» TASK LIST:
1. Read the Warranty Act passage and decide whether each statement agrees with it: (a) the category three definition of "consumer" has three parts; (b) subsections (A) and (B) each expressly require a sale of a consumer product by a supplier; (c) a written warranty is needed only for category two consumer status. Answer yes or no for each, quoting the deciding words.
2. Repeat word for word the part of the Warranty Act passage running from "15 U.S.C. § 2301(6) (emphasis" down to "the bargain. Id.".
3. Go on with the Warranty Act passage, picking up after its last sentence.

15 U.S.C. § 2301(6) (emphasis added).

¶ 14 Subsections (A) and (B) each expressly require a sale of a consumer product by a supplier. Id. In addition, both subsections are modified by the qualifying phrase at the end of 15 U.S.C. § 2301(6). That qualifying phrase calls for the underlying sale to be to a buyer "for purposes other than resale" and for the written affirmation, promise, or undertaking to be part of the basis of the bargain. Id.

¶ 15 Consequently, the existence of a written warranty, as defined by the Warranty Act, is a requirement for both category two and category three "consumer" status. A person cannot be a category two consumer unless some person purchased the vehicle for purposes other than resale and the written warranty was "part of the basis of the bargain between a supplier and a buyer." Id.

¶ 16 Similarly, a person cannot be a category three consumer unless a qualifying sale has occurred. The category three definition of "consumer" has two parts. Both parts require that a qualifying sale occur — that a person purchased the vehicle for purposes other than resale and that the warranty was "part of the basis of the bargain between a supplier and a buyer." Id.

» DATASET SECTION:
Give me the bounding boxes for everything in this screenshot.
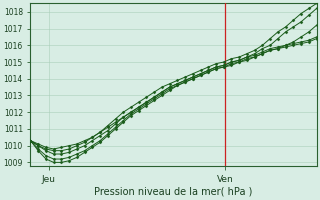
X-axis label: Pression niveau de la mer( hPa ): Pression niveau de la mer( hPa ) (94, 187, 253, 197)
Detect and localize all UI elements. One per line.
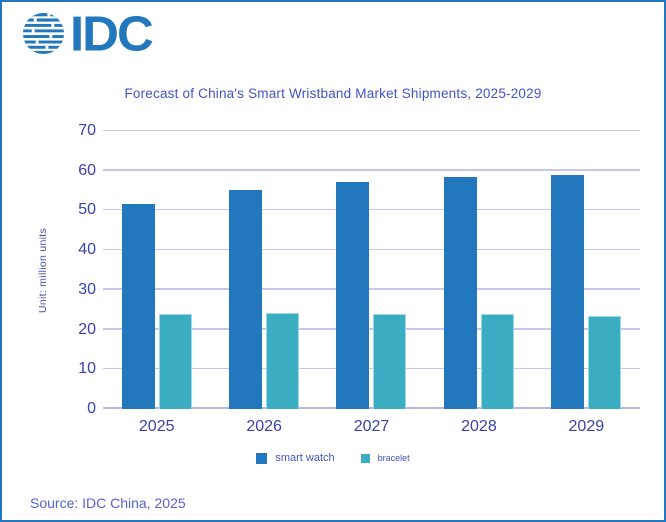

» SOLVED PROBLEMS:
1.
(a) No: "The category three definition of "consumer" has two parts."
(b) Yes: "Subsections (A) and (B) each expressly require a sale of a consumer product by a supplier."
(c) No: "the existence of a written warranty, as defined by the Warranty Act, is a requirement for both category two and category three "consumer" status."

2.
15 U.S.C. § 2301(6) (emphasis added).

¶ 14 Subsections (A) and (B) each expressly require a sale of a consumer product by a supplier. Id. In addition, both subsections are modified by the qualifying phrase at the end of 15 U.S.C. § 2301(6). That qualifying phrase calls for the underlying sale to be to a buyer "for purposes other than resale" and for the written affirmation, promise, or undertaking to be part of the basis of the bargain. Id.

3.
¶ 17 The first part states that, in addition to meeting the foregoing requirements, a consumer must be a person "entitled by the terms of such warranty . . . to enforce against the warrantor . . . the obligations of the warranty." 15 U.S.C. § 2301(3) (emphasis added). The use of the word "such" to modify "warranty" logically refers to the previous use of "warranty" in the statute. The previous use of "warranty" occurs in category two when it defines a consumer as a person to whom the product is "transferred during the duration of . . . [a] written warranty." Id. Thus, the first part of the definition of a category three consumer means any person entitled by the terms of a written warranty to enforce the obligations of the warranty against the warrantor. As discussed above, the term "written warranty," as defined in the Warranty Act, is a "written affirmation, promise, or undertaking [that] becomes part of the basis of the bargain between a supplier and a buyer for purposes other than resale of such product." Id. § 2301(6) (emphasis added). Accordingly, to be a category three consumer under the first part of the definition, a qualifying sale as defined by the Warranty Act must have occurred.

¶ 18 The second part of category three defines a consumer as "any other person who is entitled . . . under applicable State law to enforce against the warrantor . . . the obligations of the warranty." Id. § 2301(3) (emphasis added). In this second part, the phrase "the warranty" should not be interpreted in the generic sense as meaning any warranty. Such an interpretation would be inconsistent with the statutory scheme as a whole.

¶ 19 We presume that Congress uses terms...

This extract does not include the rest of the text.